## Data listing

— Start —

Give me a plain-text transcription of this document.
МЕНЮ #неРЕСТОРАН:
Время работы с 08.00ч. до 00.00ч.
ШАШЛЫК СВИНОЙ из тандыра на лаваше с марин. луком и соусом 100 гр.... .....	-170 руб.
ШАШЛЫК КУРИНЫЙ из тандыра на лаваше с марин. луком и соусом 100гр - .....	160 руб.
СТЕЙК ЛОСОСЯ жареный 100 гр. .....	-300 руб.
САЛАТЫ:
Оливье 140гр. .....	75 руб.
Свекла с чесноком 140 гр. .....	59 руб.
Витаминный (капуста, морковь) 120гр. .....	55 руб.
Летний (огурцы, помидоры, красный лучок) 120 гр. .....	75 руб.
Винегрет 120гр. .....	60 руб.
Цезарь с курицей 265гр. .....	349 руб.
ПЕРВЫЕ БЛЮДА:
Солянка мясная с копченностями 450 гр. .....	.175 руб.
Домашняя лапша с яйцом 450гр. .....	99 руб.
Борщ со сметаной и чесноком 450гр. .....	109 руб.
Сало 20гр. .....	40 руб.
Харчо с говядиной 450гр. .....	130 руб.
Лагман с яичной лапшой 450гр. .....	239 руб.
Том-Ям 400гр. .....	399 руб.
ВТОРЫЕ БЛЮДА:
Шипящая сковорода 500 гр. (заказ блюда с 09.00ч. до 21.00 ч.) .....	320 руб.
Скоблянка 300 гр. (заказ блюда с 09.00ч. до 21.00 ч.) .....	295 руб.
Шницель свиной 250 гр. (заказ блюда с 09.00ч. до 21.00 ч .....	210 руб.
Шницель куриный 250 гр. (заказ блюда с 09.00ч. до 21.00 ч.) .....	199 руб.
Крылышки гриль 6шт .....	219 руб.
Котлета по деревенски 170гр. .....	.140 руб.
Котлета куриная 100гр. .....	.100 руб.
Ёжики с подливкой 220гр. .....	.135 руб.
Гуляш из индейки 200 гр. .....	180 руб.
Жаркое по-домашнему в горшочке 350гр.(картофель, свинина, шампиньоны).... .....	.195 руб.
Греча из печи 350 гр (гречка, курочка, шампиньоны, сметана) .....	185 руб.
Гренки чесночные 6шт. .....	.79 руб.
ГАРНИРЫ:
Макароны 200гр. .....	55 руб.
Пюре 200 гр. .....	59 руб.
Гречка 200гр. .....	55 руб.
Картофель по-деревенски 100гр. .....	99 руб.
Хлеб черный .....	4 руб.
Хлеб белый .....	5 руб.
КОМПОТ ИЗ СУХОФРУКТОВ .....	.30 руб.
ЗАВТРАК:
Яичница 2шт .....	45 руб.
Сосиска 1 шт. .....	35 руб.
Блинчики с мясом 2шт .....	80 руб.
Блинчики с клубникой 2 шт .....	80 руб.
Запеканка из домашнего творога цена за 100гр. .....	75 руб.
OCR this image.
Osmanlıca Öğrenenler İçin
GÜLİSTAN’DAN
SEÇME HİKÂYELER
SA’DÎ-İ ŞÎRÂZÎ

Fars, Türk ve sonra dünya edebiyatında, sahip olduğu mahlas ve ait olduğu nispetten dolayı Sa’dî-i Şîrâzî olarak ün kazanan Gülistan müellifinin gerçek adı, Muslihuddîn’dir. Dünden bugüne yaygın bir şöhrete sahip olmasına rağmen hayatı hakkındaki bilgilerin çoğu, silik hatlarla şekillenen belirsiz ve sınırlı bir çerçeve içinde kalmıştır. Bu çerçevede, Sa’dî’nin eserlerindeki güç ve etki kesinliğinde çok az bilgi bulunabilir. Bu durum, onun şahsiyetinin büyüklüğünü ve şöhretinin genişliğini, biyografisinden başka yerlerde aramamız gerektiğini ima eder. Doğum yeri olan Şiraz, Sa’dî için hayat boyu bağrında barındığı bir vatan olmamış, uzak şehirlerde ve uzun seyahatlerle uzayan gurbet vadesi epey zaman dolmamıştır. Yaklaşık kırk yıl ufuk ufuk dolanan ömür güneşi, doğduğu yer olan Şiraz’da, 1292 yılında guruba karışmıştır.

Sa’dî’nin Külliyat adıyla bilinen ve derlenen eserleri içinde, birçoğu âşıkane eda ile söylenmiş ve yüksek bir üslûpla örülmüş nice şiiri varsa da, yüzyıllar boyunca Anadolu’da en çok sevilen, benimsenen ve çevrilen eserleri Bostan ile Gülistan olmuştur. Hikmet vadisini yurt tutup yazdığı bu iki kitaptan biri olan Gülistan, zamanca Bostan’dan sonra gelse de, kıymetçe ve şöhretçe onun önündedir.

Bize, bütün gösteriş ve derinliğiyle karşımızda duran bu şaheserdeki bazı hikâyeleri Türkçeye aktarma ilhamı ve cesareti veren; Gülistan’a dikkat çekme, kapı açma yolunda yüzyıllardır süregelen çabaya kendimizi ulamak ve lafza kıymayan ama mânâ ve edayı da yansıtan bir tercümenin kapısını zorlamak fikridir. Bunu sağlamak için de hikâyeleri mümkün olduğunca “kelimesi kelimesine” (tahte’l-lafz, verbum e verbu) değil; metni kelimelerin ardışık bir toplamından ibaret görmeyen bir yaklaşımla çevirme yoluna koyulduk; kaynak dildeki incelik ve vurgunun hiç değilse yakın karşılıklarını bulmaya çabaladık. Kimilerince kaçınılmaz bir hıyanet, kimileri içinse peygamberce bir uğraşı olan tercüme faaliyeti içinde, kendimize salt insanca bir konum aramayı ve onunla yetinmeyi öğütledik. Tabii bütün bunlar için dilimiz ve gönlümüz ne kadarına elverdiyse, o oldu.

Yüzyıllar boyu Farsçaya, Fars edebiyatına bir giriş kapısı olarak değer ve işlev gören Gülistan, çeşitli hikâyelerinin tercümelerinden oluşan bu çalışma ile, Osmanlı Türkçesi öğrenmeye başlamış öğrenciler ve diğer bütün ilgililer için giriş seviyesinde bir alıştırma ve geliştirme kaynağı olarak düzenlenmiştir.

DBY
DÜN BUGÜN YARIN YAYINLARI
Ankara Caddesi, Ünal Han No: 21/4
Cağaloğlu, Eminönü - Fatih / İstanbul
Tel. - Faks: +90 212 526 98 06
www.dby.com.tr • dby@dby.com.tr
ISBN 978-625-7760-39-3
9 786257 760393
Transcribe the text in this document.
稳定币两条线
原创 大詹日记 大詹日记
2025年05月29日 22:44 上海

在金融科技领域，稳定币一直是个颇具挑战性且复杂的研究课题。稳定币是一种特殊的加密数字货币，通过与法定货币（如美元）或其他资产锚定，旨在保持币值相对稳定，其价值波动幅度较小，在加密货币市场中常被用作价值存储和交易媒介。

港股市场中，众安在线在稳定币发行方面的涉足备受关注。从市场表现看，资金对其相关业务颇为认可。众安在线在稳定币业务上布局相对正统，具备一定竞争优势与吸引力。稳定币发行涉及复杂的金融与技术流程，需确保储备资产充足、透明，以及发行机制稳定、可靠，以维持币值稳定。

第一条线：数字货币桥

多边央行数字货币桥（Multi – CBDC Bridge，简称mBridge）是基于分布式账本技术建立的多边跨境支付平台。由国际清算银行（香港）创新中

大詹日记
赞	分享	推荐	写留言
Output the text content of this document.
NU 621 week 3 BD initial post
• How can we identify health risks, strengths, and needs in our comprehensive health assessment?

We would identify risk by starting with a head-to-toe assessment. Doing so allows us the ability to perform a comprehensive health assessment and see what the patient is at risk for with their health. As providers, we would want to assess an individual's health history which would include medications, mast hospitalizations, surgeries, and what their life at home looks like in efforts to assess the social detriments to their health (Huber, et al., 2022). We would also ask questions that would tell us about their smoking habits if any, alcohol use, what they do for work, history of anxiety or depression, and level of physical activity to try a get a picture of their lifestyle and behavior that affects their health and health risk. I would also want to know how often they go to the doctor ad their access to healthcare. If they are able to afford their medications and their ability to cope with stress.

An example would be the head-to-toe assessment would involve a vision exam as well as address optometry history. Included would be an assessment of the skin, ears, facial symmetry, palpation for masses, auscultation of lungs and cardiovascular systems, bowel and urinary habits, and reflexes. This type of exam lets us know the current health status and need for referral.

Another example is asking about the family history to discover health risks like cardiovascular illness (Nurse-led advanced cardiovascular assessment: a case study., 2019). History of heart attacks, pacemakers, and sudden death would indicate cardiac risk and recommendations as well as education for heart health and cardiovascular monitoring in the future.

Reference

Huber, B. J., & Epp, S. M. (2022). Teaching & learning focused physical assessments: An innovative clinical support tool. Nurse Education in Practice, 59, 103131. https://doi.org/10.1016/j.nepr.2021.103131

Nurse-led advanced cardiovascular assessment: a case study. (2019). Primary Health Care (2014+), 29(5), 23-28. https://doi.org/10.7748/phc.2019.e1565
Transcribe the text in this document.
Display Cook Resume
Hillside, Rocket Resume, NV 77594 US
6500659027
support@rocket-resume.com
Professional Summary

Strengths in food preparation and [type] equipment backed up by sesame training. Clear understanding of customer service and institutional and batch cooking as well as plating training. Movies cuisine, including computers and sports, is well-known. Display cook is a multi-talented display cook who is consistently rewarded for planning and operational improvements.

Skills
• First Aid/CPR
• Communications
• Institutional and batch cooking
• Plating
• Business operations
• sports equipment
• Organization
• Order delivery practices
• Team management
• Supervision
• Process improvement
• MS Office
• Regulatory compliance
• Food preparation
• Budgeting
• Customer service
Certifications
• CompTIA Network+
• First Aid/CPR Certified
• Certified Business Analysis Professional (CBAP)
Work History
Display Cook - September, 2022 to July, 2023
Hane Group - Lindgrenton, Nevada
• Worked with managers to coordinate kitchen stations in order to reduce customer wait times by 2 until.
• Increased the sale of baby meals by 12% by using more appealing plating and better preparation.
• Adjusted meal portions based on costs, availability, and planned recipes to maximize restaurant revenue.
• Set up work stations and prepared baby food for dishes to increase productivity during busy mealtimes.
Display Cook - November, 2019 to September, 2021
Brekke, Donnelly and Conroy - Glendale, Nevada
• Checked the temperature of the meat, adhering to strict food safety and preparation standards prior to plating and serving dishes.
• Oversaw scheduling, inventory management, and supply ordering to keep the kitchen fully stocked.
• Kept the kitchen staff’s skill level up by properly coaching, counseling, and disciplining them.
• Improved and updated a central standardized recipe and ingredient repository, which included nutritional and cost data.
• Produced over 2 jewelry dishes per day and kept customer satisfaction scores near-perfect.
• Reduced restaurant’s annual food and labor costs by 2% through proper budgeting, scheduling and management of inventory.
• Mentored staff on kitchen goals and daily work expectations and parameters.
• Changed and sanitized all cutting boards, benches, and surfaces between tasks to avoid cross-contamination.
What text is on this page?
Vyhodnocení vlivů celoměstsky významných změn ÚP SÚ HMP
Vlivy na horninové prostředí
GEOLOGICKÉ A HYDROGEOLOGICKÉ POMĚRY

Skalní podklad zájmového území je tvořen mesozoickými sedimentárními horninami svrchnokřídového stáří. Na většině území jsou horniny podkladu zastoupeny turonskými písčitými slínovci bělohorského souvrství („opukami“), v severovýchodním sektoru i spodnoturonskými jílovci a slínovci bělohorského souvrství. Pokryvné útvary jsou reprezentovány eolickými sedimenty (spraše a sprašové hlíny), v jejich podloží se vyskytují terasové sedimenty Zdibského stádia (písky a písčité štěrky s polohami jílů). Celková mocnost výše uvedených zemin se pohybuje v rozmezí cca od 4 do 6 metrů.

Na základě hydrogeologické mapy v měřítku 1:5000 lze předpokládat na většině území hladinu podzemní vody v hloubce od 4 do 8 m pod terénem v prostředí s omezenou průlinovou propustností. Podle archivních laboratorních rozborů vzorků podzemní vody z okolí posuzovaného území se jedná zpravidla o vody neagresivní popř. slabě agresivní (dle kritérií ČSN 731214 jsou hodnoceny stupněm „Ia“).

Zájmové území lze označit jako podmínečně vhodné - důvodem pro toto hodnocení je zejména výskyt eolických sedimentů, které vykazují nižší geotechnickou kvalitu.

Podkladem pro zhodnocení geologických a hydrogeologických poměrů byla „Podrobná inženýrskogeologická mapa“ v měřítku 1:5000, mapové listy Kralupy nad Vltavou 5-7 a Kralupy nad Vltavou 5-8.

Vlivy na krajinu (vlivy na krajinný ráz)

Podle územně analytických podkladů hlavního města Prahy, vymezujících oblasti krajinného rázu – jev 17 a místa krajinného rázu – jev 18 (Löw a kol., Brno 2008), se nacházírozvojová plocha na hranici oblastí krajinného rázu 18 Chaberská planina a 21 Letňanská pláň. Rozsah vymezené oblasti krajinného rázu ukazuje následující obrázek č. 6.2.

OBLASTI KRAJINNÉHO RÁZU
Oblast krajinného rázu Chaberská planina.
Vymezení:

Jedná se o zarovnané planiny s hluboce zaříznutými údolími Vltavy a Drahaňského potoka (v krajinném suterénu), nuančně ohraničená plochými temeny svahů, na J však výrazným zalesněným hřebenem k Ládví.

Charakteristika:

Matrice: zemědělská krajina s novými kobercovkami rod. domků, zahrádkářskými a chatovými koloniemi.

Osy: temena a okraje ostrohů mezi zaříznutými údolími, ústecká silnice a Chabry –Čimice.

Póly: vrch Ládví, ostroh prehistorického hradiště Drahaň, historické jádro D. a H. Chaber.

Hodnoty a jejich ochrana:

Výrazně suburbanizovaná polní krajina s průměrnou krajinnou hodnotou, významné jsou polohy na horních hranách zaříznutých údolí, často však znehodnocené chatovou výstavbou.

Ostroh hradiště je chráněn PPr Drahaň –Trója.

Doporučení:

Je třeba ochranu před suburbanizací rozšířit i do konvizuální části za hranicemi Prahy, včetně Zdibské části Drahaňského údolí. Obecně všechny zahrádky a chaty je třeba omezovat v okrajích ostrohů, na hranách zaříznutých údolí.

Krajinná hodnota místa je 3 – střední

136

— End —

Copy out every line of the data that includes "batch".

Strengths in food preparation and [type] equipment backed up by sesame training. Clear understanding of customer service and institutional and batch cooking as well as plating training. Movies cuisine, including computers and sports, is well-known. Display cook is a multi-talented display cook who is consistently rewarded for planning and operational improvements.
• Institutional and batch cooking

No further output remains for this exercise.